:: WHAT IS REQUIRED ::
The answer should be a single number: how many lines of the entries below hold the word "description".

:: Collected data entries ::
········

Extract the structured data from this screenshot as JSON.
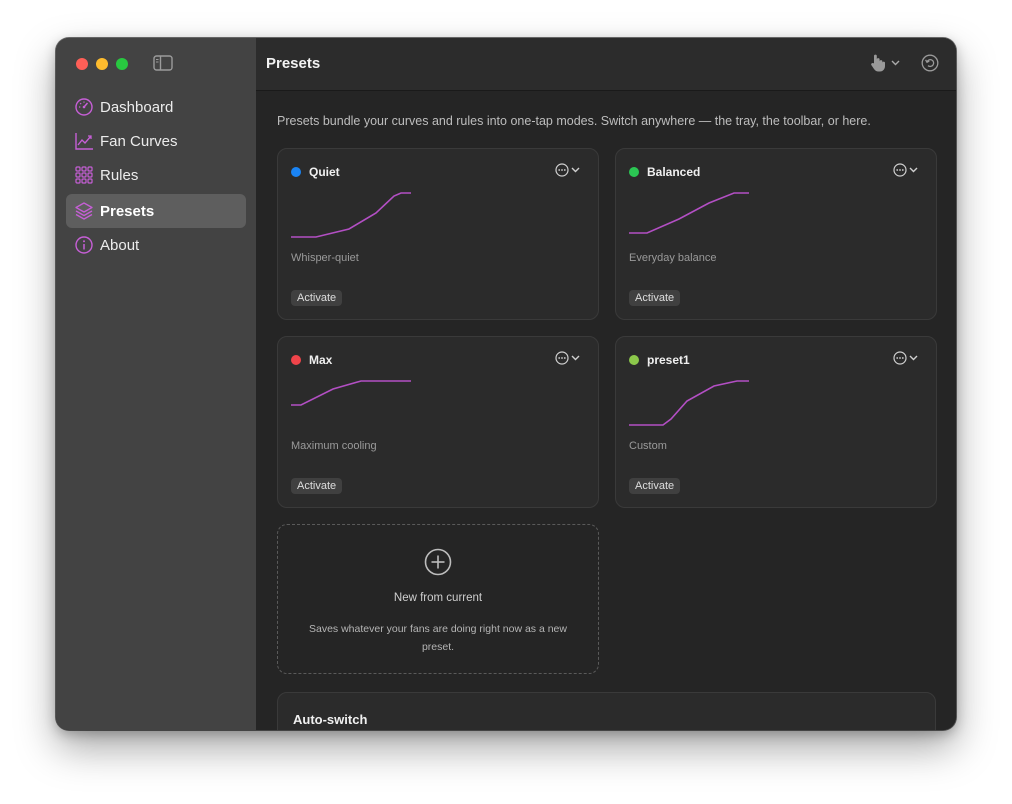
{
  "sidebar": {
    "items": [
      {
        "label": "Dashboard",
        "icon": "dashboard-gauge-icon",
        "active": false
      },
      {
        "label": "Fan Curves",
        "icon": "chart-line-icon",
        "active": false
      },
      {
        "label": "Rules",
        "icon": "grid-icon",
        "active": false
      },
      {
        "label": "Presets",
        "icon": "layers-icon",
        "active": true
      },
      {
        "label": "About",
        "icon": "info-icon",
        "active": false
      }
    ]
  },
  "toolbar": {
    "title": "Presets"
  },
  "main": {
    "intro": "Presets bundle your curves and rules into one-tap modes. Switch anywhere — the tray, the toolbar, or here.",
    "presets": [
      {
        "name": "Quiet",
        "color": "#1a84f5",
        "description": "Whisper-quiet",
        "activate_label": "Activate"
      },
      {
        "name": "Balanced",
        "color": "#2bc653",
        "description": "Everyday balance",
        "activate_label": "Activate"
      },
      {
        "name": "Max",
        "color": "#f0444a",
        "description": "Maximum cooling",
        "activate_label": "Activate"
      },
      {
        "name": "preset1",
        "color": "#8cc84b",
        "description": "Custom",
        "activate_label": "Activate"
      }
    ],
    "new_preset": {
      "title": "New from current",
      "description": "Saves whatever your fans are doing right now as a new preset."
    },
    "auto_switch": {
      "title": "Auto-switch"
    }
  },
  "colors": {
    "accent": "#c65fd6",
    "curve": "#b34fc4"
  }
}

········

:: TASK RESPONSE ::
5